→ Objective: Transcribe only the part of the listing below that begins at the line containing "Convert this document image to plain text." and runs to its final line, keeping both ends.

→ Listed entries:
============================================================
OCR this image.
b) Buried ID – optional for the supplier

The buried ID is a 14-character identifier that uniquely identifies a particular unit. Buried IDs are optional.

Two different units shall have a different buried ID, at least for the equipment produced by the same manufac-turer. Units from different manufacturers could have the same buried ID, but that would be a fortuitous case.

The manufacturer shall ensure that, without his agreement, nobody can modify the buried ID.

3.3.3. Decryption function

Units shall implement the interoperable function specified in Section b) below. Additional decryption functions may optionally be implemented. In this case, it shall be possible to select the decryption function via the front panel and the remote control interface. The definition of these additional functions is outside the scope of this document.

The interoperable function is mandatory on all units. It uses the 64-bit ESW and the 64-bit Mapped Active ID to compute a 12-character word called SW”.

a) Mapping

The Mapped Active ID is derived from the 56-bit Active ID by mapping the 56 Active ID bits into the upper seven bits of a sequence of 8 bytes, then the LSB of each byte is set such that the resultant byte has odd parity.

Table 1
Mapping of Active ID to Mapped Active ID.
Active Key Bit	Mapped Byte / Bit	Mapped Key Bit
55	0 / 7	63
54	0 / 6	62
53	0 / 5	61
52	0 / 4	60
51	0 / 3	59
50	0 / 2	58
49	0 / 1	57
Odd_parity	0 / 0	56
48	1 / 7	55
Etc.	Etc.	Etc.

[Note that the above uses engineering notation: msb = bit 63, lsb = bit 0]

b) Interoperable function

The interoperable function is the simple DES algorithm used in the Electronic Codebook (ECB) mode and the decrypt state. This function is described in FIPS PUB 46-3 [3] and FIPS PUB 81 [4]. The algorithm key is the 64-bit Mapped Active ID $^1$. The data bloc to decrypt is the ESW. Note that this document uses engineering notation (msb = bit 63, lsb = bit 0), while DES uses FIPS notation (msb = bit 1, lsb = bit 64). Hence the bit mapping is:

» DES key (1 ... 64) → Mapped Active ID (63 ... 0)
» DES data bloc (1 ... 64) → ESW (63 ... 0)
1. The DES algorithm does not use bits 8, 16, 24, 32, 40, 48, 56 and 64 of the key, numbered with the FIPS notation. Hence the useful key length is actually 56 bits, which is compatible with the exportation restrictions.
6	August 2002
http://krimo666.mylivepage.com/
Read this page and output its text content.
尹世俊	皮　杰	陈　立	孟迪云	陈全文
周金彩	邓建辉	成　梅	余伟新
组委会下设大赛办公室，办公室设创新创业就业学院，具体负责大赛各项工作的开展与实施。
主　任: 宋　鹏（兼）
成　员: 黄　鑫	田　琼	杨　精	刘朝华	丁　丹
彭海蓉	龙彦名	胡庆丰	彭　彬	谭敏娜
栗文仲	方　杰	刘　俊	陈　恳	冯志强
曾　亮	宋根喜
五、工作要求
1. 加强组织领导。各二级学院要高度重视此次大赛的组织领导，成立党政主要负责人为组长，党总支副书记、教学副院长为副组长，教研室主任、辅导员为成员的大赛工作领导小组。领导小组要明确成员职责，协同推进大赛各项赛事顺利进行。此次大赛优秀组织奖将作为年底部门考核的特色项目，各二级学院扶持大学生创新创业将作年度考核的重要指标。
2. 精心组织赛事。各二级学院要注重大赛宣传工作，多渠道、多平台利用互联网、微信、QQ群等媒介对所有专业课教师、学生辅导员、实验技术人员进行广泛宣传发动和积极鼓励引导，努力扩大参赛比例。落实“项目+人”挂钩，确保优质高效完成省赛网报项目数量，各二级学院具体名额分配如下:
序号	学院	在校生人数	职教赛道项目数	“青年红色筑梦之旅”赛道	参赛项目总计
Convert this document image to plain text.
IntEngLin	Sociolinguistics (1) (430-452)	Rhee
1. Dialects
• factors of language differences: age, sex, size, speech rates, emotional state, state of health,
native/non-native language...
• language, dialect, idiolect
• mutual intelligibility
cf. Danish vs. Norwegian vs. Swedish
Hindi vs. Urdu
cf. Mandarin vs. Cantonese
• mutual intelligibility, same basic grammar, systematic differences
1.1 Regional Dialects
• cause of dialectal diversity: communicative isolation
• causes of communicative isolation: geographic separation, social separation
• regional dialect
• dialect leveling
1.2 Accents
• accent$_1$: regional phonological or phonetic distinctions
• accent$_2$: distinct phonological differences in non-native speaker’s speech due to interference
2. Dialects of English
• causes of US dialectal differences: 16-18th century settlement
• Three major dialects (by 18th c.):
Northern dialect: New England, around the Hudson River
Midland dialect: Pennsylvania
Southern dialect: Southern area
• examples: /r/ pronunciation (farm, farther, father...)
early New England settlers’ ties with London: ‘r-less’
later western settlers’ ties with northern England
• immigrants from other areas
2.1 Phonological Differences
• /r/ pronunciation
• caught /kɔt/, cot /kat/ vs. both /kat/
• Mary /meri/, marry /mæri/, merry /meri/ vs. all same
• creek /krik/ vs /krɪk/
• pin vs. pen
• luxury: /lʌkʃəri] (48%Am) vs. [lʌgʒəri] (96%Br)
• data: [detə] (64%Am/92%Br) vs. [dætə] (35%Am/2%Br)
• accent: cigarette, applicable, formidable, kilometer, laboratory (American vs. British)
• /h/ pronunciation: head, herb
============================================================
→ Solution to this exercise:
Convert this document image to plain text.
IntEngLin	Sociolinguistics (1) (430-452)	Rhee
1. Dialects
• factors of language differences: age, sex, size, speech rates, emotional state, state of health,
native/non-native language...
• language, dialect, idiolect
• mutual intelligibility
cf. Danish vs. Norwegian vs. Swedish
Hindi vs. Urdu
cf. Mandarin vs. Cantonese
• mutual intelligibility, same basic grammar, systematic differences
1.1 Regional Dialects
• cause of dialectal diversity: communicative isolation
• causes of communicative isolation: geographic separation, social separation
• regional dialect
• dialect leveling
1.2 Accents
• accent$_1$: regional phonological or phonetic distinctions
• accent$_2$: distinct phonological differences in non-native speaker’s speech due to interference
2. Dialects of English
• causes of US dialectal differences: 16-18th century settlement
• Three major dialects (by 18th c.):
Northern dialect: New England, around the Hudson River
Midland dialect: Pennsylvania
Southern dialect: Southern area
• examples: /r/ pronunciation (farm, farther, father...)
early New England settlers’ ties with London: ‘r-less’
later western settlers’ ties with northern England
• immigrants from other areas
2.1 Phonological Differences
• /r/ pronunciation
• caught /kɔt/, cot /kat/ vs. both /kat/
• Mary /meri/, marry /mæri/, merry /meri/ vs. all same
• creek /krik/ vs /krɪk/
• pin vs. pen
• luxury: /lʌkʃəri] (48%Am) vs. [lʌgʒəri] (96%Br)
• data: [detə] (64%Am/92%Br) vs. [dætə] (35%Am/2%Br)
• accent: cigarette, applicable, formidable, kilometer, laboratory (American vs. British)
• /h/ pronunciation: head, herb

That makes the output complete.